What the exercise asks -
The entire listing is to be repeated verbatim.

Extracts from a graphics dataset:
((
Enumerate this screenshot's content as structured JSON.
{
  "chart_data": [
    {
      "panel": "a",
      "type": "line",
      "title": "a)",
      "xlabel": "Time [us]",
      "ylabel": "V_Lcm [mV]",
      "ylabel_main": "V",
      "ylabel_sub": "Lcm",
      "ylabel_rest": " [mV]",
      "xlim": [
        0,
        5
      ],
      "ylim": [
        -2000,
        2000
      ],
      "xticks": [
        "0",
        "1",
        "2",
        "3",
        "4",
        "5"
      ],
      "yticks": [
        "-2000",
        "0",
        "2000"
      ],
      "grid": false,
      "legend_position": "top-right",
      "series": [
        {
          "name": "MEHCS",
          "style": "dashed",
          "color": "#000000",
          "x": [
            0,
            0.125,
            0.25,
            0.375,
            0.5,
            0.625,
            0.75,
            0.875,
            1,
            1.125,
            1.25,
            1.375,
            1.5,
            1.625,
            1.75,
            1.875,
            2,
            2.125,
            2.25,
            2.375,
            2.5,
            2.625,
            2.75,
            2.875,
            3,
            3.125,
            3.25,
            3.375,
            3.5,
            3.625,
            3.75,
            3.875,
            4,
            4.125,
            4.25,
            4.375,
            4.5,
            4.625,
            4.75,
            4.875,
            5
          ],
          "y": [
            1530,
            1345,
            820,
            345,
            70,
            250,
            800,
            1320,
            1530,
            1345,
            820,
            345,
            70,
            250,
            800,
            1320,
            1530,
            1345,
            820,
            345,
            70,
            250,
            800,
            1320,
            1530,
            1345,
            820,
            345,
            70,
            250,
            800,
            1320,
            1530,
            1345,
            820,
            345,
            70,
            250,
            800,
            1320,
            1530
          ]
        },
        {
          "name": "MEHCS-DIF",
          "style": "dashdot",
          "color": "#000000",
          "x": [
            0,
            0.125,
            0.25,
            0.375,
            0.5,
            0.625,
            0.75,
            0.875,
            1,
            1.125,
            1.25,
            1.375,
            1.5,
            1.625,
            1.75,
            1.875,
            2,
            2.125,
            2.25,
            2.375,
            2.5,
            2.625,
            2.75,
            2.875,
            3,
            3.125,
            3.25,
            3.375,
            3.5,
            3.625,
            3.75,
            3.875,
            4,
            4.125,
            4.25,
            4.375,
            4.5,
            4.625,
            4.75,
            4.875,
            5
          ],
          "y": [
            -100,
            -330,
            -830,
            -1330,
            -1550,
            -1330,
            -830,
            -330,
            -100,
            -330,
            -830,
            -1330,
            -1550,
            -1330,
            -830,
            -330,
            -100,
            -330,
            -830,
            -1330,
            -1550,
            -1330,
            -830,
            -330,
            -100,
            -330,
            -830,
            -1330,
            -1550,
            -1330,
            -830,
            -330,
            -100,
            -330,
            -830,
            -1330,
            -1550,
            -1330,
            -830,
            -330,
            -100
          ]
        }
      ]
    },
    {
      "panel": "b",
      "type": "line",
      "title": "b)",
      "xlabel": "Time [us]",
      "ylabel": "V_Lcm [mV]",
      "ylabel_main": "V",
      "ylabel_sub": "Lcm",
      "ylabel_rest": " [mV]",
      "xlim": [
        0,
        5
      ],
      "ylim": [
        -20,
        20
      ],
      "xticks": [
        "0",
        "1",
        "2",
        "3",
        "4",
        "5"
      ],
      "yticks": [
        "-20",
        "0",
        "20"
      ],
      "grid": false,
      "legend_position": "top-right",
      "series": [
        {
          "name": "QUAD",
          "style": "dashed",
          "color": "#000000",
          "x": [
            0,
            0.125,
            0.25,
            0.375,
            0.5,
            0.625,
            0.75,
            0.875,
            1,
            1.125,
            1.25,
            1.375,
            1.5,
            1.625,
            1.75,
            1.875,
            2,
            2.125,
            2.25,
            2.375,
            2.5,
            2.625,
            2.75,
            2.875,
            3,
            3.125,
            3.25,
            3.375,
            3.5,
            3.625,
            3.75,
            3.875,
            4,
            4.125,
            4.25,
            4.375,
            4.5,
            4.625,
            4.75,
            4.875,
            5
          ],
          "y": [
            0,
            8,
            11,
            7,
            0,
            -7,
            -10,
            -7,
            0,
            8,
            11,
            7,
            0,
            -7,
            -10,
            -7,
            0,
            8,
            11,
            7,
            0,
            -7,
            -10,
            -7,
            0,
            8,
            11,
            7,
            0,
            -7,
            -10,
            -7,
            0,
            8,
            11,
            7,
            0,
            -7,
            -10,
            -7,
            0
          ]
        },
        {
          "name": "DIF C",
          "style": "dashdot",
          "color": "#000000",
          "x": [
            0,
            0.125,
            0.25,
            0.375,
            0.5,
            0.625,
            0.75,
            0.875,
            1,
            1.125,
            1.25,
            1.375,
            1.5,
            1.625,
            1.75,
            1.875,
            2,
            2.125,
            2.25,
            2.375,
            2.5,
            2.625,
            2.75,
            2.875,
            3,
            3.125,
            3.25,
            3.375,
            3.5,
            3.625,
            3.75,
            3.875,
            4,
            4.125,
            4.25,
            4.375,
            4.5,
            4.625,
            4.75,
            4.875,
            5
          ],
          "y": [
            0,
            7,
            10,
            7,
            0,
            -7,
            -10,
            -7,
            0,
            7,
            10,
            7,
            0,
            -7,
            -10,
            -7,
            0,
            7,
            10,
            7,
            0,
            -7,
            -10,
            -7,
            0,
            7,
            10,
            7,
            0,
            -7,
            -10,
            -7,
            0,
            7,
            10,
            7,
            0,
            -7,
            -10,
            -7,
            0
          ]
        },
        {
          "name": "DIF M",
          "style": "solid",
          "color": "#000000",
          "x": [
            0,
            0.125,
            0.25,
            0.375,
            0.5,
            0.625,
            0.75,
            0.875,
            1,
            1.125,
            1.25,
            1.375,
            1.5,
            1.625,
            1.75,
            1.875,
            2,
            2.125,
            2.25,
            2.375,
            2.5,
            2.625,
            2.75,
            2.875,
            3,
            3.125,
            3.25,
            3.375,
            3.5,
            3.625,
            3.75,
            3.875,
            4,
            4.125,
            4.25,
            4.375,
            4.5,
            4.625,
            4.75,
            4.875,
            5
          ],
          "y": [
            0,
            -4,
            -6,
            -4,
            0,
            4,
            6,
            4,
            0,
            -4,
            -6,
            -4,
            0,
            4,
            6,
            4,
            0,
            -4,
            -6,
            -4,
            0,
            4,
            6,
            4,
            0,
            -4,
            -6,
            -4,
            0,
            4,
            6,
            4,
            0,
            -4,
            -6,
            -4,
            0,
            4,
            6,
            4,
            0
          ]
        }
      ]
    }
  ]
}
))
The output -
Enumerate this screenshot's content as structured JSON.
{
  "chart_data": [
    {
      "panel": "a",
      "type": "line",
      "title": "a)",
      "xlabel": "Time [us]",
      "ylabel": "V_Lcm [mV]",
      "ylabel_main": "V",
      "ylabel_sub": "Lcm",
      "ylabel_rest": " [mV]",
      "xlim": [
        0,
        5
      ],
      "ylim": [
        -2000,
        2000
      ],
      "xticks": [
        "0",
        "1",
        "2",
        "3",
        "4",
        "5"
      ],
      "yticks": [
        "-2000",
        "0",
        "2000"
      ],
      "grid": false,
      "legend_position": "top-right",
      "series": [
        {
          "name": "MEHCS",
          "style": "dashed",
          "color": "#000000",
          "x": [
            0,
            0.125,
            0.25,
            0.375,
            0.5,
            0.625,
            0.75,
            0.875,
            1,
            1.125,
            1.25,
            1.375,
            1.5,
            1.625,
            1.75,
            1.875,
            2,
            2.125,
            2.25,
            2.375,
            2.5,
            2.625,
            2.75,
            2.875,
            3,
            3.125,
            3.25,
            3.375,
            3.5,
            3.625,
            3.75,
            3.875,
            4,
            4.125,
            4.25,
            4.375,
            4.5,
            4.625,
            4.75,
            4.875,
            5
          ],
          "y": [
            1530,
            1345,
            820,
            345,
            70,
            250,
            800,
            1320,
            1530,
            1345,
            820,
            345,
            70,
            250,
            800,
            1320,
            1530,
            1345,
            820,
            345,
            70,
            250,
            800,
            1320,
            1530,
            1345,
            820,
            345,
            70,
            250,
            800,
            1320,
            1530,
            1345,
            820,
            345,
            70,
            250,
            800,
            1320,
            1530
          ]
        },
        {
          "name": "MEHCS-DIF",
          "style": "dashdot",
          "color": "#000000",
          "x": [
            0,
            0.125,
            0.25,
            0.375,
            0.5,
            0.625,
            0.75,
            0.875,
            1,
            1.125,
            1.25,
            1.375,
            1.5,
            1.625,
            1.75,
            1.875,
            2,
            2.125,
            2.25,
            2.375,
            2.5,
            2.625,
            2.75,
            2.875,
            3,
            3.125,
            3.25,
            3.375,
            3.5,
            3.625,
            3.75,
            3.875,
            4,
            4.125,
            4.25,
            4.375,
            4.5,
            4.625,
            4.75,
            4.875,
            5
          ],
          "y": [
            -100,
            -330,
            -830,
            -1330,
            -1550,
            -1330,
            -830,
            -330,
            -100,
            -330,
            -830,
            -1330,
            -1550,
            -1330,
            -830,
            -330,
            -100,
            -330,
            -830,
            -1330,
            -1550,
            -1330,
            -830,
            -330,
            -100,
            -330,
            -830,
            -1330,
            -1550,
            -1330,
            -830,
            -330,
            -100,
            -330,
            -830,
            -1330,
            -1550,
            -1330,
            -830,
            -330,
            -100
          ]
        }
      ]
    },
    {
      "panel": "b",
      "type": "line",
      "title": "b)",
      "xlabel": "Time [us]",
      "ylabel": "V_Lcm [mV]",
      "ylabel_main": "V",
      "ylabel_sub": "Lcm",
      "ylabel_rest": " [mV]",
      "xlim": [
        0,
        5
      ],
      "ylim": [
        -20,
        20
      ],
      "xticks": [
        "0",
        "1",
        "2",
        "3",
        "4",
        "5"
      ],
      "yticks": [
        "-20",
        "0",
        "20"
      ],
      "grid": false,
      "legend_position": "top-right",
      "series": [
        {
          "name": "QUAD",
          "style": "dashed",
          "color": "#000000",
          "x": [
            0,
            0.125,
            0.25,
            0.375,
            0.5,
            0.625,
            0.75,
            0.875,
            1,
            1.125,
            1.25,
            1.375,
            1.5,
            1.625,
            1.75,
            1.875,
            2,
            2.125,
            2.25,
            2.375,
            2.5,
            2.625,
            2.75,
            2.875,
            3,
            3.125,
            3.25,
            3.375,
            3.5,
            3.625,
            3.75,
            3.875,
            4,
            4.125,
            4.25,
            4.375,
            4.5,
            4.625,
            4.75,
            4.875,
            5
          ],
          "y": [
            0,
            8,
            11,
            7,
            0,
            -7,
            -10,
            -7,
            0,
            8,
            11,
            7,
            0,
            -7,
            -10,
            -7,
            0,
            8,
            11,
            7,
            0,
            -7,
            -10,
            -7,
            0,
            8,
            11,
            7,
            0,
            -7,
            -10,
            -7,
            0,
            8,
            11,
            7,
            0,
            -7,
            -10,
            -7,
            0
          ]
        },
        {
          "name": "DIF C",
          "style": "dashdot",
          "color": "#000000",
          "x": [
            0,
            0.125,
            0.25,
            0.375,
            0.5,
            0.625,
            0.75,
            0.875,
            1,
            1.125,
            1.25,
            1.375,
            1.5,
            1.625,
            1.75,
            1.875,
            2,
            2.125,
            2.25,
            2.375,
            2.5,
            2.625,
            2.75,
            2.875,
            3,
            3.125,
            3.25,
            3.375,
            3.5,
            3.625,
            3.75,
            3.875,
            4,
            4.125,
            4.25,
            4.375,
            4.5,
            4.625,
            4.75,
            4.875,
            5
          ],
          "y": [
            0,
            7,
            10,
            7,
            0,
            -7,
            -10,
            -7,
            0,
            7,
            10,
            7,
            0,
            -7,
            -10,
            -7,
            0,
            7,
            10,
            7,
            0,
            -7,
            -10,
            -7,
            0,
            7,
            10,
            7,
            0,
            -7,
            -10,
            -7,
            0,
            7,
            10,
            7,
            0,
            -7,
            -10,
            -7,
            0
          ]
        },
        {
          "name": "DIF M",
          "style": "solid",
          "color": "#000000",
          "x": [
            0,
            0.125,
            0.25,
            0.375,
            0.5,
            0.625,
            0.75,
            0.875,
            1,
            1.125,
            1.25,
            1.375,
            1.5,
            1.625,
            1.75,
            1.875,
            2,
            2.125,
            2.25,
            2.375,
            2.5,
            2.625,
            2.75,
            2.875,
            3,
            3.125,
            3.25,
            3.375,
            3.5,
            3.625,
            3.75,
            3.875,
            4,
            4.125,
            4.25,
            4.375,
            4.5,
            4.625,
            4.75,
            4.875,
            5
          ],
          "y": [
            0,
            -4,
            -6,
            -4,
            0,
            4,
            6,
            4,
            0,
            -4,
            -6,
            -4,
            0,
            4,
            6,
            4,
            0,
            -4,
            -6,
            -4,
            0,
            4,
            6,
            4,
            0,
            -4,
            -6,
            -4,
            0,
            4,
            6,
            4,
            0,
            -4,
            -6,
            -4,
            0,
            4,
            6,
            4,
            0
          ]
        }
      ]
    }
  ]
}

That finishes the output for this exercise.